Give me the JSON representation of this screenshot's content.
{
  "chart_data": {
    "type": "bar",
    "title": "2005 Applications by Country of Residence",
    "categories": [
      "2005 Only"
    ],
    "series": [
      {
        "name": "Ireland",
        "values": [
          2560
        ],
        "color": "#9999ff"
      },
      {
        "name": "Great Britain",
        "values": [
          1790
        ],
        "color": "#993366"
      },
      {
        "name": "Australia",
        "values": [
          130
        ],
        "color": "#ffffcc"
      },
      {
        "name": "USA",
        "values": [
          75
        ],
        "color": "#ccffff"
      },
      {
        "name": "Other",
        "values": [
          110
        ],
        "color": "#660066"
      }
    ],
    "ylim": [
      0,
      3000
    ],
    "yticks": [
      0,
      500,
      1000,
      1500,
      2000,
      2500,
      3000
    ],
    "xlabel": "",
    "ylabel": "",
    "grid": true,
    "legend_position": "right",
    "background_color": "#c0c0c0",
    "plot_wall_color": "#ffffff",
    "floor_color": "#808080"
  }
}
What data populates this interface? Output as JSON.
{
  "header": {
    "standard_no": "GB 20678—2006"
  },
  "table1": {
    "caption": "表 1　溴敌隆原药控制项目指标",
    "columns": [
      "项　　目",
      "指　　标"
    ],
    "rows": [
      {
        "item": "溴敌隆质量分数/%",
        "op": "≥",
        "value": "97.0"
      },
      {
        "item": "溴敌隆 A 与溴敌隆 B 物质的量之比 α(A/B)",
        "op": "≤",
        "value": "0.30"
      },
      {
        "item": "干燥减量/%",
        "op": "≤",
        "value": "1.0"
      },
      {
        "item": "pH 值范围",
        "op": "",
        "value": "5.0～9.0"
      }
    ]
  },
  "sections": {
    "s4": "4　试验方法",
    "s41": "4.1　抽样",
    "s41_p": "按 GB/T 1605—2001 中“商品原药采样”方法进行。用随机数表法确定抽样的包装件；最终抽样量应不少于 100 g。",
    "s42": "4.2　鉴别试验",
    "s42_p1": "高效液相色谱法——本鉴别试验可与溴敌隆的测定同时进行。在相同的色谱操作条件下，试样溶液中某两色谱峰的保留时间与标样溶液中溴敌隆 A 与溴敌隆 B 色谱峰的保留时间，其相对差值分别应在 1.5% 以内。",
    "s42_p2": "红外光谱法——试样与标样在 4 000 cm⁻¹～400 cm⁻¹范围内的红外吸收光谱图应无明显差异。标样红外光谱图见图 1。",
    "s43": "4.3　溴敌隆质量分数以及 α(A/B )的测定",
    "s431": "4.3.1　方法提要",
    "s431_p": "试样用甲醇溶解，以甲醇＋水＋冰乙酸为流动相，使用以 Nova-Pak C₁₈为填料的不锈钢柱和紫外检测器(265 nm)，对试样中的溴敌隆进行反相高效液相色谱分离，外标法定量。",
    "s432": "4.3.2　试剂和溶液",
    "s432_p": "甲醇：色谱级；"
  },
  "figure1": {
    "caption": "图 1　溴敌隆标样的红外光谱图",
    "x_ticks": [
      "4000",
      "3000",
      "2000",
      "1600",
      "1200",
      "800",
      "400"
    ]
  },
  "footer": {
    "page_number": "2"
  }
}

▬▬▬▬▬▬

[Directions for this task]
Reproduce all of the material above word for word.

[In response]
Give me the JSON representation of this screenshot's content.
{
  "chart_data": {
    "type": "bar",
    "title": "2005 Applications by Country of Residence",
    "categories": [
      "2005 Only"
    ],
    "series": [
      {
        "name": "Ireland",
        "values": [
          2560
        ],
        "color": "#9999ff"
      },
      {
        "name": "Great Britain",
        "values": [
          1790
        ],
        "color": "#993366"
      },
      {
        "name": "Australia",
        "values": [
          130
        ],
        "color": "#ffffcc"
      },
      {
        "name": "USA",
        "values": [
          75
        ],
        "color": "#ccffff"
      },
      {
        "name": "Other",
        "values": [
          110
        ],
        "color": "#660066"
      }
    ],
    "ylim": [
      0,
      3000
    ],
    "yticks": [
      0,
      500,
      1000,
      1500,
      2000,
      2500,
      3000
    ],
    "xlabel": "",
    "ylabel": "",
    "grid": true,
    "legend_position": "right",
    "background_color": "#c0c0c0",
    "plot_wall_color": "#ffffff",
    "floor_color": "#808080"
  }
}
What data populates this interface? Output as JSON.
{
  "header": {
    "standard_no": "GB 20678—2006"
  },
  "table1": {
    "caption": "表 1　溴敌隆原药控制项目指标",
    "columns": [
      "项　　目",
      "指　　标"
    ],
    "rows": [
      {
        "item": "溴敌隆质量分数/%",
        "op": "≥",
        "value": "97.0"
      },
      {
        "item": "溴敌隆 A 与溴敌隆 B 物质的量之比 α(A/B)",
        "op": "≤",
        "value": "0.30"
      },
      {
        "item": "干燥减量/%",
        "op": "≤",
        "value": "1.0"
      },
      {
        "item": "pH 值范围",
        "op": "",
        "value": "5.0～9.0"
      }
    ]
  },
  "sections": {
    "s4": "4　试验方法",
    "s41": "4.1　抽样",
    "s41_p": "按 GB/T 1605—2001 中“商品原药采样”方法进行。用随机数表法确定抽样的包装件；最终抽样量应不少于 100 g。",
    "s42": "4.2　鉴别试验",
    "s42_p1": "高效液相色谱法——本鉴别试验可与溴敌隆的测定同时进行。在相同的色谱操作条件下，试样溶液中某两色谱峰的保留时间与标样溶液中溴敌隆 A 与溴敌隆 B 色谱峰的保留时间，其相对差值分别应在 1.5% 以内。",
    "s42_p2": "红外光谱法——试样与标样在 4 000 cm⁻¹～400 cm⁻¹范围内的红外吸收光谱图应无明显差异。标样红外光谱图见图 1。",
    "s43": "4.3　溴敌隆质量分数以及 α(A/B )的测定",
    "s431": "4.3.1　方法提要",
    "s431_p": "试样用甲醇溶解，以甲醇＋水＋冰乙酸为流动相，使用以 Nova-Pak C₁₈为填料的不锈钢柱和紫外检测器(265 nm)，对试样中的溴敌隆进行反相高效液相色谱分离，外标法定量。",
    "s432": "4.3.2　试剂和溶液",
    "s432_p": "甲醇：色谱级；"
  },
  "figure1": {
    "caption": "图 1　溴敌隆标样的红外光谱图",
    "x_ticks": [
      "4000",
      "3000",
      "2000",
      "1600",
      "1200",
      "800",
      "400"
    ]
  },
  "footer": {
    "page_number": "2"
  }
}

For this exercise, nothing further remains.